··· Listed entries ···
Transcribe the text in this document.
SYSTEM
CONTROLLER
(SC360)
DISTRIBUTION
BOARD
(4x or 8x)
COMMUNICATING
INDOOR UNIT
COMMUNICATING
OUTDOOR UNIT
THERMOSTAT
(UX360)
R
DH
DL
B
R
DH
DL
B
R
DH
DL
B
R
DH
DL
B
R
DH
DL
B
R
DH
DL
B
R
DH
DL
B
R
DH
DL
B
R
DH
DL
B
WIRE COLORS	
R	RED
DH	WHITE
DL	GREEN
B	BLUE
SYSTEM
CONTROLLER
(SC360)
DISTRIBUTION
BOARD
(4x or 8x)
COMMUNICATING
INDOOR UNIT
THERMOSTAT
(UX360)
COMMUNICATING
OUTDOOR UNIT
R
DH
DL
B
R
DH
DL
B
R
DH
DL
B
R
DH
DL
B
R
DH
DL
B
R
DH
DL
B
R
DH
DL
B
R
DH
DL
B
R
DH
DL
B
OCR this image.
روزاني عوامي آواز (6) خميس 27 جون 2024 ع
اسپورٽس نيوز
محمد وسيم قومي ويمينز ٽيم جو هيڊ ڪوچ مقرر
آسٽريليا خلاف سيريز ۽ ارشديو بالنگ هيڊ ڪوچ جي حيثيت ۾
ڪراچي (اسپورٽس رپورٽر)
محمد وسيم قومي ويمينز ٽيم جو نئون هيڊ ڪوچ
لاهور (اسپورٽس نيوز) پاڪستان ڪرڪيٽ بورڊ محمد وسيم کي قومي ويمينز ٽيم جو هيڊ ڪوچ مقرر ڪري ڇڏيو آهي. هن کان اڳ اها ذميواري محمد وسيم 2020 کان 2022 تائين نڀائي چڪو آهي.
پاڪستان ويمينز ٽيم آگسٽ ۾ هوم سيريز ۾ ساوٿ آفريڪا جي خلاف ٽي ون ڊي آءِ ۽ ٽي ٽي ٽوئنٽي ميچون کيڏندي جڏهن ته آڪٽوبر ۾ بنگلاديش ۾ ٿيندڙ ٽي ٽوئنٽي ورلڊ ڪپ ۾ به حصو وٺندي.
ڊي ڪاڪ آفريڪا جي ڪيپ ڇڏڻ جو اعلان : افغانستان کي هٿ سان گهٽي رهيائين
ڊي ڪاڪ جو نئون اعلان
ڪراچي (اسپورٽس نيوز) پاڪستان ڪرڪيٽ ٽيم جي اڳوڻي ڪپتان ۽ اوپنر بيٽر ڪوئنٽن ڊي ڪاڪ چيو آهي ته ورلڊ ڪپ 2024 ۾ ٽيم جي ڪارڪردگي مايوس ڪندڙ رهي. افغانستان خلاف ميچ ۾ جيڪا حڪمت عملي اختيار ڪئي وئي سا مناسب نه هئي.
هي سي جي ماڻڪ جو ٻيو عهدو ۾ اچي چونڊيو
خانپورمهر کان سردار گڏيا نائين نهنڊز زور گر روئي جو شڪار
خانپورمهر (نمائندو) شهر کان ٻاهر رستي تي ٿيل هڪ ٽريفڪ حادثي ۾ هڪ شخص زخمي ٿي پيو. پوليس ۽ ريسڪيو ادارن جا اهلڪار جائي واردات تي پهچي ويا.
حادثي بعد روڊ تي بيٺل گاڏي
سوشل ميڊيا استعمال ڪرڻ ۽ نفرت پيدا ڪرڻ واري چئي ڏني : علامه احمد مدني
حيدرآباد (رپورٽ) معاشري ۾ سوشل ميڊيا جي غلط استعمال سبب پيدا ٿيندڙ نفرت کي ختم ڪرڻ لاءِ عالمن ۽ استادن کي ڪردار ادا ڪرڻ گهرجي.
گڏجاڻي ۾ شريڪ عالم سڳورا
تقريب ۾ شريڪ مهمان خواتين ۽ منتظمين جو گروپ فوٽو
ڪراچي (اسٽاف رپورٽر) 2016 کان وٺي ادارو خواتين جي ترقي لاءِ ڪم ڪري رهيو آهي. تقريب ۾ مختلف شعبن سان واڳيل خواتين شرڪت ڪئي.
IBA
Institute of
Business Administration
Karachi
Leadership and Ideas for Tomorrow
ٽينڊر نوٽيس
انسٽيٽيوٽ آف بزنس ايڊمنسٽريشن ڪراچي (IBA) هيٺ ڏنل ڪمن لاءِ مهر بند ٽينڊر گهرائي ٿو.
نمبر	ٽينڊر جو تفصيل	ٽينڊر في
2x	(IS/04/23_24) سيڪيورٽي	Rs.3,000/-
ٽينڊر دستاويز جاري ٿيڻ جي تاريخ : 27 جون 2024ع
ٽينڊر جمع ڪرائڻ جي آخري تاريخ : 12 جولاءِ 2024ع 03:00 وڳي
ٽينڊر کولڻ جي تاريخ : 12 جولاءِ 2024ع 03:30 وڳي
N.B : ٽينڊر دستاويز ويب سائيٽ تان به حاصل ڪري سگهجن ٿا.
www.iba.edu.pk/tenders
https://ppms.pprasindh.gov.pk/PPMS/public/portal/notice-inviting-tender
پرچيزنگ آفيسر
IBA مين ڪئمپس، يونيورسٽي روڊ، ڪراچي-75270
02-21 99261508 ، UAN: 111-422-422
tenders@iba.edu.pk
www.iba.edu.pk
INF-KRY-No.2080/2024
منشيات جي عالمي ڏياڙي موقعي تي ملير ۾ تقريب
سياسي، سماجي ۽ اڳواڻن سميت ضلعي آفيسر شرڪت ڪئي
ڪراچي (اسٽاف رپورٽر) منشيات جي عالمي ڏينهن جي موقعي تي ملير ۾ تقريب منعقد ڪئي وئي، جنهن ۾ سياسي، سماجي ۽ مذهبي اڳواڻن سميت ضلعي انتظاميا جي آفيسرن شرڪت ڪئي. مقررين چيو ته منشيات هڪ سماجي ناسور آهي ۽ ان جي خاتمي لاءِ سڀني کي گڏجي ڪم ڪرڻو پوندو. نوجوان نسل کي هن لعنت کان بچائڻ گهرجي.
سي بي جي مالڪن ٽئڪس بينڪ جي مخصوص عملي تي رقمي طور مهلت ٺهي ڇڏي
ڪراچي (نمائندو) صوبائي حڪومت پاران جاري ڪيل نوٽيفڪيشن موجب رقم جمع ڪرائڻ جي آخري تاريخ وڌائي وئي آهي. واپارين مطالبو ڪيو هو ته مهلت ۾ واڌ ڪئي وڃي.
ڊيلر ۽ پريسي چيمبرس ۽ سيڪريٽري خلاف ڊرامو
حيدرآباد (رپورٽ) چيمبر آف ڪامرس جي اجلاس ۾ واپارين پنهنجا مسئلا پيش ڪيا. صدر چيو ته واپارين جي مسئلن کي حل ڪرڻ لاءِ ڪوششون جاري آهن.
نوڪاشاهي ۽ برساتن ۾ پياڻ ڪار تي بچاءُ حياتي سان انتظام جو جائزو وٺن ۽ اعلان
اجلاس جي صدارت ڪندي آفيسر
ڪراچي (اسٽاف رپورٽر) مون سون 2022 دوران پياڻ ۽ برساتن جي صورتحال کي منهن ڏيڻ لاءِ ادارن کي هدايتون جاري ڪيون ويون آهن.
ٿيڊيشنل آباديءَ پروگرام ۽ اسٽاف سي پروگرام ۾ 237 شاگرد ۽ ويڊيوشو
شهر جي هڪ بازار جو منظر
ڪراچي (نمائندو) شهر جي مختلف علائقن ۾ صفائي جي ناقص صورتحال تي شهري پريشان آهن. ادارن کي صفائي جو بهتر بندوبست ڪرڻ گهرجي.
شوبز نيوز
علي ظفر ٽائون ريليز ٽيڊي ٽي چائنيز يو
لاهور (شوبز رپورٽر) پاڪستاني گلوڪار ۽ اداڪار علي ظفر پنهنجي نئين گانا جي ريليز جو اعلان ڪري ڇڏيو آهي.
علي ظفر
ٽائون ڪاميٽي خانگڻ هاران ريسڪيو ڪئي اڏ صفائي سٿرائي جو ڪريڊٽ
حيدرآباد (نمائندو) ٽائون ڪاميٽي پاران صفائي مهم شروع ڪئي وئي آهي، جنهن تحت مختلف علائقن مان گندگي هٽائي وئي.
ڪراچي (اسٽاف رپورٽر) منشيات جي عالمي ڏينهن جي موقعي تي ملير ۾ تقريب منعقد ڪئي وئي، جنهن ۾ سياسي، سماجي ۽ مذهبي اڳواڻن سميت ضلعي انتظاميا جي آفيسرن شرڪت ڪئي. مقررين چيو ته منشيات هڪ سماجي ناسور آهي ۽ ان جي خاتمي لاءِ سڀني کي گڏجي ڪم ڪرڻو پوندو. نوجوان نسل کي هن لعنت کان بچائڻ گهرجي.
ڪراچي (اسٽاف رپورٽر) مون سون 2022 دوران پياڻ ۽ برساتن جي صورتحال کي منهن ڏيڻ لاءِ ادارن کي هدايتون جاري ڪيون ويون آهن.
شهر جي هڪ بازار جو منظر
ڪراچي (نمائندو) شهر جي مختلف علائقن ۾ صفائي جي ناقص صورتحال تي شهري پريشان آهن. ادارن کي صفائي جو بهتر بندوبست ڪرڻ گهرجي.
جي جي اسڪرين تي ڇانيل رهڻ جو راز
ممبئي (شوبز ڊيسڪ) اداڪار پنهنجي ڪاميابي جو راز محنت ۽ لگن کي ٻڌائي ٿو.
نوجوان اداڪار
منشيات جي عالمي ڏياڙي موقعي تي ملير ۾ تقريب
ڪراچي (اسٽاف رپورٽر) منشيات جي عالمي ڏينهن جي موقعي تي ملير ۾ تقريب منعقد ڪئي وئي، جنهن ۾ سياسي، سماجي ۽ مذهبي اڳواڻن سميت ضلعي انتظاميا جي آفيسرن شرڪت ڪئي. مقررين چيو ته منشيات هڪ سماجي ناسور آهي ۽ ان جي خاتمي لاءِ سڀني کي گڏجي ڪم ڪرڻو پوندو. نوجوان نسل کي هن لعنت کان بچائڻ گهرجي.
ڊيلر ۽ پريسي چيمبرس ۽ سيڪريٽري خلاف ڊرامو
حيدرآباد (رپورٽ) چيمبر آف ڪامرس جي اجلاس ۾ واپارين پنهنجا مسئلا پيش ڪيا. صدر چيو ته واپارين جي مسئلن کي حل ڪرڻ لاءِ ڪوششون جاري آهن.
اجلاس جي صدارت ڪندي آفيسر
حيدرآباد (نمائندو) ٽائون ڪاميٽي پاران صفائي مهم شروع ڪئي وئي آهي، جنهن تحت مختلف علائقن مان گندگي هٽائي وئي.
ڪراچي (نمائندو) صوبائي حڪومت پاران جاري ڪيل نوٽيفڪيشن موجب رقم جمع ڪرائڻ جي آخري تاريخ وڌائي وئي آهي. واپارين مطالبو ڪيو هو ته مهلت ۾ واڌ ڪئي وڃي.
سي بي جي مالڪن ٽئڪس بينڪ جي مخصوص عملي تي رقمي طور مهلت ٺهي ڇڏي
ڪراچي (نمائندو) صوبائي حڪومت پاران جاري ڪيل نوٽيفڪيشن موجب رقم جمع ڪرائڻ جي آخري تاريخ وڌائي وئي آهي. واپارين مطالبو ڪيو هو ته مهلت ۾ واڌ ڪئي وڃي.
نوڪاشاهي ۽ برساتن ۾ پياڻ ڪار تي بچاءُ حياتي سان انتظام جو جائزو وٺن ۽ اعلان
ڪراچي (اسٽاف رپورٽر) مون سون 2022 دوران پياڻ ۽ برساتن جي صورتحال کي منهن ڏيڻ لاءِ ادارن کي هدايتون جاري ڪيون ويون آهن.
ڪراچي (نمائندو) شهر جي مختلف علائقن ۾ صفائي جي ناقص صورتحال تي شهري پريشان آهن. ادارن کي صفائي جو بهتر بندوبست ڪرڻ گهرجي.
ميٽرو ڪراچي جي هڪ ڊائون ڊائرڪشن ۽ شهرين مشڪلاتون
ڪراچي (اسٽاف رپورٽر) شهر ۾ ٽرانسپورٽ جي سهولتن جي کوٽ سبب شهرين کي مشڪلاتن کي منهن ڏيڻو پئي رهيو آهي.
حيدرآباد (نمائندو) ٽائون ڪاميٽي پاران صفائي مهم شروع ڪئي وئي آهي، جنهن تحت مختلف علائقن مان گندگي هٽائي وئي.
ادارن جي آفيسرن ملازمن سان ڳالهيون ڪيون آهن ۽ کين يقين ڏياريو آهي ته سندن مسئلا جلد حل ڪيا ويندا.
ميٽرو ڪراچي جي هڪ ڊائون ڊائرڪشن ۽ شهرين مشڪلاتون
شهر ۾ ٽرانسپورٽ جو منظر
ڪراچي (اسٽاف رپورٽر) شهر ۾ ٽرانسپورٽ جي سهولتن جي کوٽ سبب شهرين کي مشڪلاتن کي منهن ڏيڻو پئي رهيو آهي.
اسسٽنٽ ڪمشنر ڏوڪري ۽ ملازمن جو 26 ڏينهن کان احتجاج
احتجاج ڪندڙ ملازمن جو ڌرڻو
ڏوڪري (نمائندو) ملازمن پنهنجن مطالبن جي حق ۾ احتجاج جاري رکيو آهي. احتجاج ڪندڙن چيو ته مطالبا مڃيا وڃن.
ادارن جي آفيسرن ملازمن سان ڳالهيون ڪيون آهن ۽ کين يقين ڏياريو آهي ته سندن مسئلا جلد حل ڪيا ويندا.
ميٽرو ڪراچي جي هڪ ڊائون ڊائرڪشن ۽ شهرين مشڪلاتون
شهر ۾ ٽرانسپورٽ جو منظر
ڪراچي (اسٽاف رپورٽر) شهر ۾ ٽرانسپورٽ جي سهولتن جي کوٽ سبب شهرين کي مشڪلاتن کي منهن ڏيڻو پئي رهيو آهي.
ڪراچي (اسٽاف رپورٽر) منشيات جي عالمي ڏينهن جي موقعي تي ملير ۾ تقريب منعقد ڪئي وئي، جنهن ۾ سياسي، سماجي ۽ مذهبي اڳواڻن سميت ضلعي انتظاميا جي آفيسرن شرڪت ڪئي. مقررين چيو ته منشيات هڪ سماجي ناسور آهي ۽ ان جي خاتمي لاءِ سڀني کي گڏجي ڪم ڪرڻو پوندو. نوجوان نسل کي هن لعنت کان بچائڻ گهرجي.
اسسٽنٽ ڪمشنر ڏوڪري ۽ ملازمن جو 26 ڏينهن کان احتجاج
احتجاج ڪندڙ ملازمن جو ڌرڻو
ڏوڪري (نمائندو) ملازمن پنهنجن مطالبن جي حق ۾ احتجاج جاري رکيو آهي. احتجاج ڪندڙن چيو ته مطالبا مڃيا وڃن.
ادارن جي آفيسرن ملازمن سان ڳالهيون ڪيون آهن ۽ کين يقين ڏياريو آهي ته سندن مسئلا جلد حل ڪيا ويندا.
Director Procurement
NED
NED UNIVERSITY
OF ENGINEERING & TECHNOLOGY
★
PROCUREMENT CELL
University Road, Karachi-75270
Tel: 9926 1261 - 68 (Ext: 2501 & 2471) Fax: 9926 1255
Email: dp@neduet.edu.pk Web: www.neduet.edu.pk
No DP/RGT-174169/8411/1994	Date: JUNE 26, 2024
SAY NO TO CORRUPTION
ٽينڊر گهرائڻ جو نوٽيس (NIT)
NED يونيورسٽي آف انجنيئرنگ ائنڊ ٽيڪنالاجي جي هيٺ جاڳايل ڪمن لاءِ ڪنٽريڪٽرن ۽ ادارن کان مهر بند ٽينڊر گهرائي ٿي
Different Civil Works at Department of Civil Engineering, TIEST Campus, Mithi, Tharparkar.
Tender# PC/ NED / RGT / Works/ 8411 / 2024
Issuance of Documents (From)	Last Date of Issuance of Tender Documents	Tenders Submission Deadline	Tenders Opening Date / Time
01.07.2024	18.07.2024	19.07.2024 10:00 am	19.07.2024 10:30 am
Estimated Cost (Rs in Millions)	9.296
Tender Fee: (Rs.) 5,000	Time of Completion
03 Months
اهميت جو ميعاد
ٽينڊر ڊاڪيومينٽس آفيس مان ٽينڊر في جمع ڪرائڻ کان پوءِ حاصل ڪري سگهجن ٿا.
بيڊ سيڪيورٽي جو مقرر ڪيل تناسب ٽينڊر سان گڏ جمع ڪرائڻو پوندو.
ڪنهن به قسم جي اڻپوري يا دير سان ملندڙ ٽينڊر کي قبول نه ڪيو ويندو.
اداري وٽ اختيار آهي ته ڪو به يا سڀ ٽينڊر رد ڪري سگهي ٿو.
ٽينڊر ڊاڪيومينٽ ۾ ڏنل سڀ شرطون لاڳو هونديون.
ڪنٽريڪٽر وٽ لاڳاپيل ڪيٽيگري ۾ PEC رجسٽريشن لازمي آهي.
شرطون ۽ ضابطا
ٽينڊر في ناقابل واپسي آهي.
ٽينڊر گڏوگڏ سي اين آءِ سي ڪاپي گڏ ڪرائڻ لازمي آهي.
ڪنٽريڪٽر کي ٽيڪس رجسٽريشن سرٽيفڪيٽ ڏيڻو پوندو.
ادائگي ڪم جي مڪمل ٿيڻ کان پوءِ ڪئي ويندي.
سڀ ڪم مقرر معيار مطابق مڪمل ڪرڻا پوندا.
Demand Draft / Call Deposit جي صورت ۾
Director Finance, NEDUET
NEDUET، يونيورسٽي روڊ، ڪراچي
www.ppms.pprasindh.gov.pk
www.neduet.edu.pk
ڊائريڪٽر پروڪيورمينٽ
···
> Problem
Track down every line holding the string "جولاء" and copy it.

> Response to this task
ٽينڊر جمع ڪرائڻ جي آخري تاريخ : 12 جولاءِ 2024ع 03:00 وڳي
ٽينڊر کولڻ جي تاريخ : 12 جولاءِ 2024ع 03:30 وڳي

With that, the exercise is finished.